THE DATA -
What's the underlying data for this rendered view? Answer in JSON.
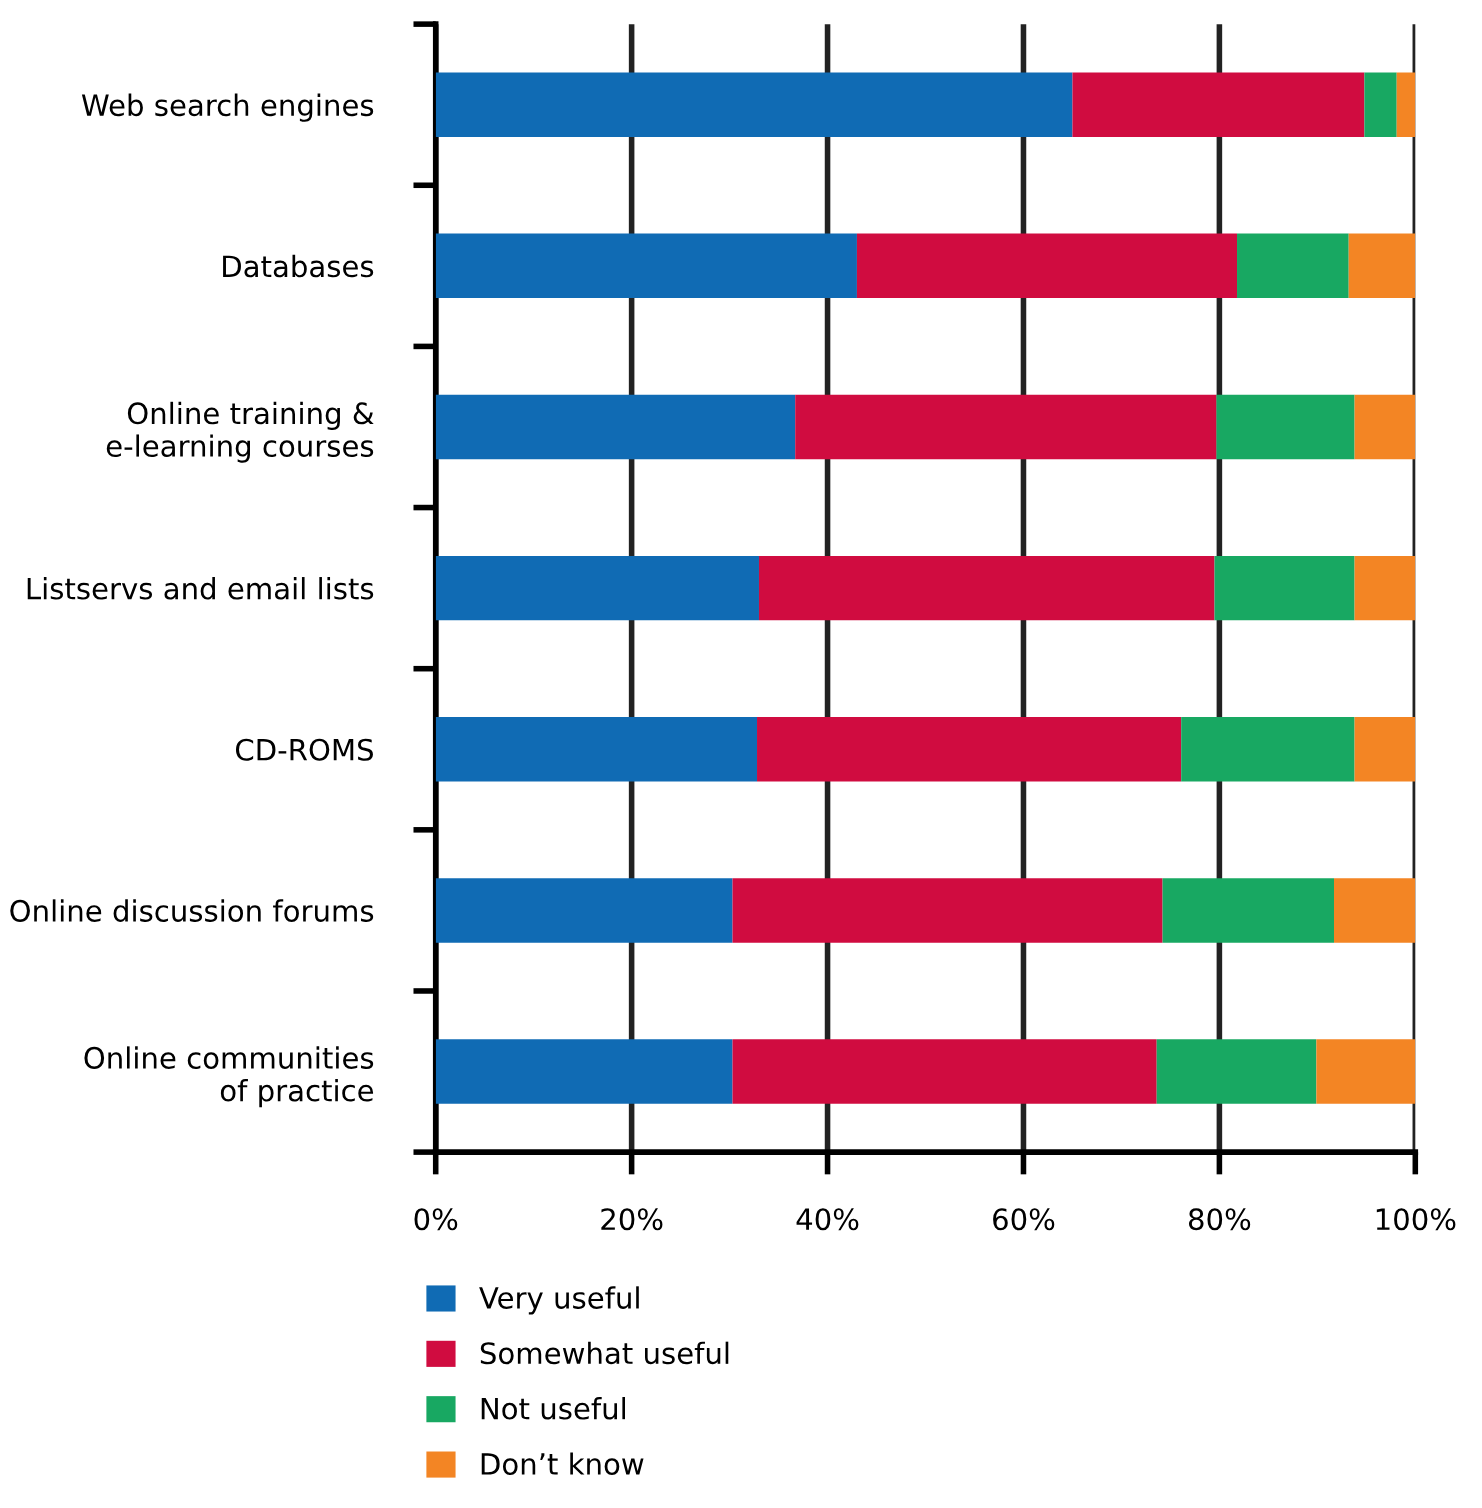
{
  "chart_data": {
    "type": "bar",
    "orientation": "horizontal",
    "stacked": true,
    "categories": [
      "Web search engines",
      "Databases",
      "Online training &\ne-learning courses",
      "Listservs and email lists",
      "CD-ROMS",
      "Online discussion forums",
      "Online communities\nof practice"
    ],
    "series": [
      {
        "name": "Very useful",
        "color": "#106bb4",
        "values": [
          65.0,
          43.0,
          36.7,
          33.0,
          32.8,
          30.3,
          30.3
        ]
      },
      {
        "name": "Somewhat useful",
        "color": "#d00c40",
        "values": [
          29.8,
          38.8,
          43.0,
          46.5,
          43.3,
          43.9,
          43.3
        ]
      },
      {
        "name": "Not useful",
        "color": "#18a862",
        "values": [
          3.3,
          11.4,
          14.1,
          14.3,
          17.7,
          17.5,
          16.3
        ]
      },
      {
        "name": "Don’t know",
        "color": "#f38524",
        "values": [
          1.9,
          6.8,
          6.2,
          6.2,
          6.2,
          8.3,
          10.1
        ]
      }
    ],
    "xlim": [
      0,
      100
    ],
    "xticks": [
      {
        "value": 0,
        "label": "0%"
      },
      {
        "value": 20,
        "label": "20%"
      },
      {
        "value": 40,
        "label": "40%"
      },
      {
        "value": 60,
        "label": "60%"
      },
      {
        "value": 80,
        "label": "80%"
      },
      {
        "value": 100,
        "label": "100%"
      }
    ],
    "grid": "x",
    "legend": "bottom"
  }
}
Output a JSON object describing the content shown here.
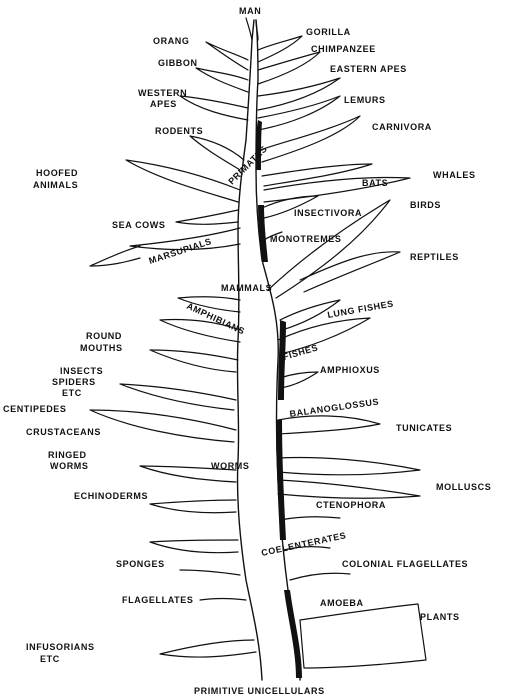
{
  "labels": {
    "man": "MAN",
    "gorilla": "GORILLA",
    "orang": "ORANG",
    "chimpanzee": "CHIMPANZEE",
    "gibbon": "GIBBON",
    "eastern_apes": "EASTERN APES",
    "western_apes_1": "WESTERN",
    "western_apes_2": "APES",
    "lemurs": "LEMURS",
    "rodents": "RODENTS",
    "carnivora": "CARNIVORA",
    "primates": "PRIMATES",
    "hoofed_animals_1": "HOOFED",
    "hoofed_animals_2": "ANIMALS",
    "bats": "BATS",
    "whales": "WHALES",
    "birds": "BIRDS",
    "insectivora": "INSECTIVORA",
    "sea_cows": "SEA COWS",
    "monotremes": "MONOTREMES",
    "marsupials": "MARSUPIALS",
    "reptiles": "REPTILES",
    "mammals": "MAMMALS",
    "lung_fishes": "LUNG FISHES",
    "amphibians": "AMPHIBIANS",
    "round_mouths_1": "ROUND",
    "round_mouths_2": "MOUTHS",
    "fishes": "FISHES",
    "insects": "INSECTS",
    "spiders_1": "SPIDERS",
    "spiders_2": "ETC",
    "amphioxus": "AMPHIOXUS",
    "centipedes": "CENTIPEDES",
    "balanoglossus": "BALANOGLOSSUS",
    "crustaceans": "CRUSTACEANS",
    "tunicates": "TUNICATES",
    "ringed_worms_1": "RINGED",
    "ringed_worms_2": "WORMS",
    "worms": "WORMS",
    "molluscs": "MOLLUSCS",
    "echinoderms": "ECHINODERMS",
    "ctenophora": "CTENOPHORA",
    "coelenterates": "COELENTERATES",
    "sponges": "SPONGES",
    "colonial_flagellates": "COLONIAL FLAGELLATES",
    "flagellates": "FLAGELLATES",
    "amoeba": "AMOEBA",
    "plants": "PLANTS",
    "infusorians_1": "INFUSORIANS",
    "infusorians_2": "ETC",
    "primitive_unicellulars": "PRIMITIVE UNICELLULARS"
  }
}
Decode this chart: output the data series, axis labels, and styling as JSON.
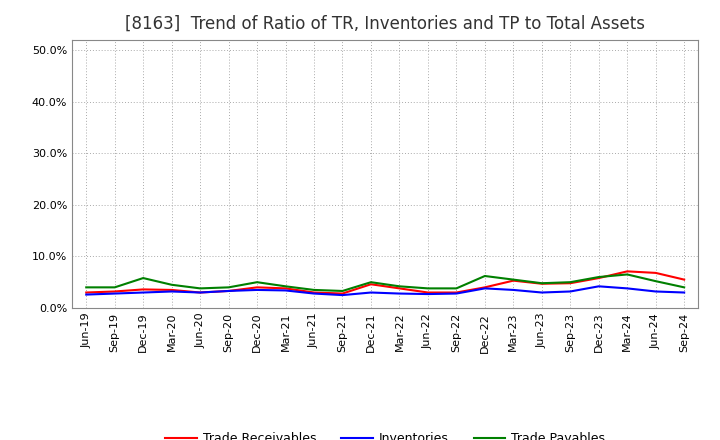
{
  "title": "[8163]  Trend of Ratio of TR, Inventories and TP to Total Assets",
  "x_labels": [
    "Jun-19",
    "Sep-19",
    "Dec-19",
    "Mar-20",
    "Jun-20",
    "Sep-20",
    "Dec-20",
    "Mar-21",
    "Jun-21",
    "Sep-21",
    "Dec-21",
    "Mar-22",
    "Jun-22",
    "Sep-22",
    "Dec-22",
    "Mar-23",
    "Jun-23",
    "Sep-23",
    "Dec-23",
    "Mar-24",
    "Jun-24",
    "Sep-24"
  ],
  "trade_receivables": [
    0.03,
    0.032,
    0.036,
    0.035,
    0.03,
    0.033,
    0.04,
    0.038,
    0.03,
    0.028,
    0.046,
    0.038,
    0.03,
    0.03,
    0.04,
    0.053,
    0.047,
    0.048,
    0.058,
    0.071,
    0.068,
    0.055
  ],
  "inventories": [
    0.026,
    0.028,
    0.03,
    0.032,
    0.03,
    0.033,
    0.035,
    0.034,
    0.028,
    0.025,
    0.03,
    0.028,
    0.027,
    0.028,
    0.038,
    0.035,
    0.03,
    0.032,
    0.042,
    0.038,
    0.032,
    0.03
  ],
  "trade_payables": [
    0.04,
    0.04,
    0.058,
    0.045,
    0.038,
    0.04,
    0.05,
    0.042,
    0.035,
    0.033,
    0.05,
    0.042,
    0.038,
    0.038,
    0.062,
    0.055,
    0.048,
    0.05,
    0.06,
    0.065,
    0.052,
    0.04
  ],
  "tr_color": "#ff0000",
  "inv_color": "#0000ff",
  "tp_color": "#008000",
  "ylim": [
    0.0,
    0.52
  ],
  "yticks": [
    0.0,
    0.1,
    0.2,
    0.3,
    0.4,
    0.5
  ],
  "background_color": "#ffffff",
  "grid_color": "#aaaaaa",
  "title_fontsize": 12,
  "tick_fontsize": 8,
  "legend_fontsize": 9
}
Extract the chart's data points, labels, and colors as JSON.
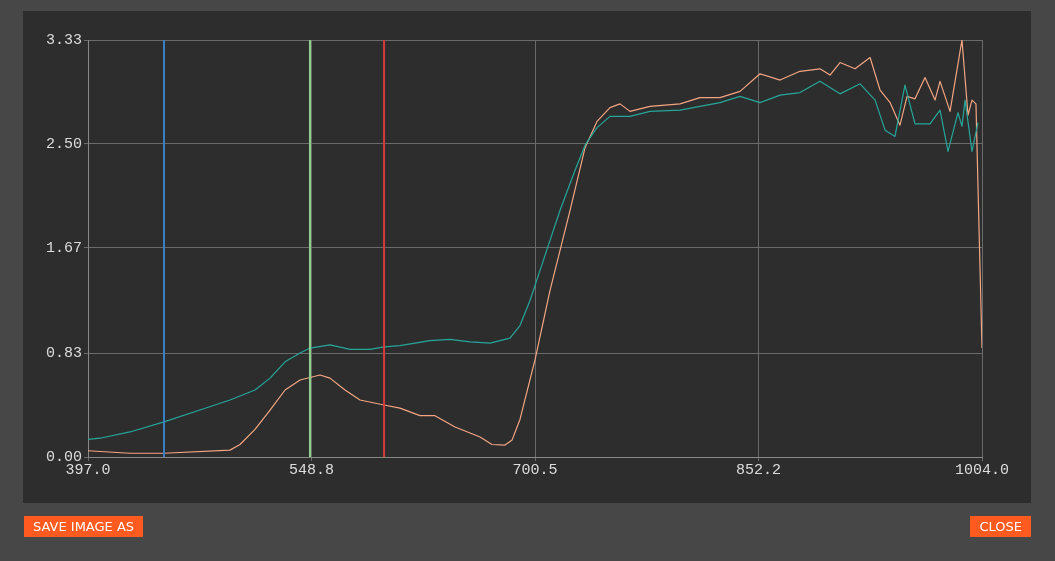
{
  "chart_data": {
    "type": "line",
    "xlim": [
      397,
      1004
    ],
    "xticks": [
      {
        "value": 397,
        "label": "397.0"
      },
      {
        "value": 548.8,
        "label": "548.8"
      },
      {
        "value": 700.5,
        "label": "700.5"
      },
      {
        "value": 852.2,
        "label": "852.2"
      },
      {
        "value": 1004,
        "label": "1004.0"
      }
    ],
    "ylim": [
      0,
      3.33
    ],
    "yticks": [
      {
        "value": 0,
        "label": "0.00"
      },
      {
        "value": 0.83,
        "label": "0.83"
      },
      {
        "value": 1.67,
        "label": "1.67"
      },
      {
        "value": 2.5,
        "label": "2.50"
      },
      {
        "value": 3.33,
        "label": "3.33"
      }
    ],
    "grid": true,
    "legend": false,
    "marker": "none",
    "line_style": "solid",
    "series": [
      {
        "color": "#26a69a",
        "x": [
          397,
          405.1,
          425.5,
          448.6,
          473,
          493.4,
          510.4,
          520.6,
          530.8,
          541,
          547.7,
          561.3,
          574.9,
          588.5,
          598,
          608.8,
          629.2,
          642.8,
          656.4,
          670,
          683.5,
          690.3,
          697.1,
          703.9,
          710.7,
          717.5,
          727.7,
          734.5,
          742.6,
          751.4,
          765,
          778.6,
          799,
          812.5,
          826.1,
          839.7,
          853.3,
          866.9,
          880.4,
          894,
          907.6,
          921.2,
          931.4,
          938.2,
          944.9,
          951.7,
          958.5,
          968.7,
          975.5,
          980.9,
          987.7,
          990.4,
          992.5,
          997.2,
          1001.3
        ],
        "values": [
          0.14,
          0.15,
          0.2,
          0.28,
          0.375,
          0.455,
          0.535,
          0.63,
          0.76,
          0.83,
          0.87,
          0.895,
          0.86,
          0.86,
          0.88,
          0.89,
          0.93,
          0.94,
          0.92,
          0.91,
          0.95,
          1.05,
          1.25,
          1.49,
          1.73,
          1.97,
          2.29,
          2.49,
          2.63,
          2.72,
          2.72,
          2.76,
          2.77,
          2.8,
          2.83,
          2.88,
          2.83,
          2.89,
          2.91,
          3.0,
          2.9,
          2.98,
          2.85,
          2.61,
          2.56,
          2.97,
          2.66,
          2.66,
          2.77,
          2.44,
          2.75,
          2.64,
          2.85,
          2.44,
          2.67
        ]
      },
      {
        "color": "#f4a582",
        "x": [
          397,
          425.5,
          448.6,
          493.4,
          500.2,
          510.4,
          520.6,
          530.8,
          541,
          554.5,
          561.3,
          571.5,
          581.7,
          598,
          608.8,
          622.4,
          632.6,
          646.2,
          663.2,
          671.3,
          680.1,
          684.9,
          690.3,
          700.5,
          710.7,
          724.3,
          734.5,
          742.6,
          751.4,
          758.2,
          765,
          778.6,
          799,
          812.5,
          826.1,
          839.7,
          853.3,
          866.9,
          880.4,
          887.2,
          894,
          900.8,
          907.6,
          917.8,
          928,
          934.8,
          941.6,
          948.3,
          953.1,
          958.5,
          965.3,
          972.1,
          975.5,
          982.3,
          990.4,
          994.5,
          997.2,
          999.9,
          1004
        ],
        "values": [
          0.05,
          0.03,
          0.03,
          0.055,
          0.1,
          0.22,
          0.375,
          0.535,
          0.615,
          0.655,
          0.63,
          0.535,
          0.455,
          0.415,
          0.39,
          0.33,
          0.33,
          0.24,
          0.16,
          0.1,
          0.095,
          0.135,
          0.3,
          0.775,
          1.33,
          1.97,
          2.47,
          2.68,
          2.79,
          2.82,
          2.76,
          2.8,
          2.82,
          2.87,
          2.87,
          2.92,
          3.06,
          3.01,
          3.08,
          3.09,
          3.1,
          3.05,
          3.15,
          3.1,
          3.19,
          2.93,
          2.83,
          2.65,
          2.88,
          2.86,
          3.03,
          2.85,
          3.0,
          2.76,
          3.33,
          2.73,
          2.85,
          2.82,
          0.87
        ]
      }
    ],
    "ref_lines": [
      {
        "axis": "x",
        "value": 448.6,
        "color": "#3a7fc4"
      },
      {
        "axis": "x",
        "value": 547.7,
        "color": "#8fd18f"
      },
      {
        "axis": "x",
        "value": 598,
        "color": "#d63a3a"
      }
    ],
    "annotations": [
      "SAVE IMAGE AS",
      "CLOSE"
    ]
  }
}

TASK BRIEF -
Go through the records. Copy each line where "name" appears.

SOLUTION FOR THIS PROBLEM -
        "name": "Very useful",
        "name": "Somewhat useful",
        "name": "Not useful",
        "name": "Don’t know",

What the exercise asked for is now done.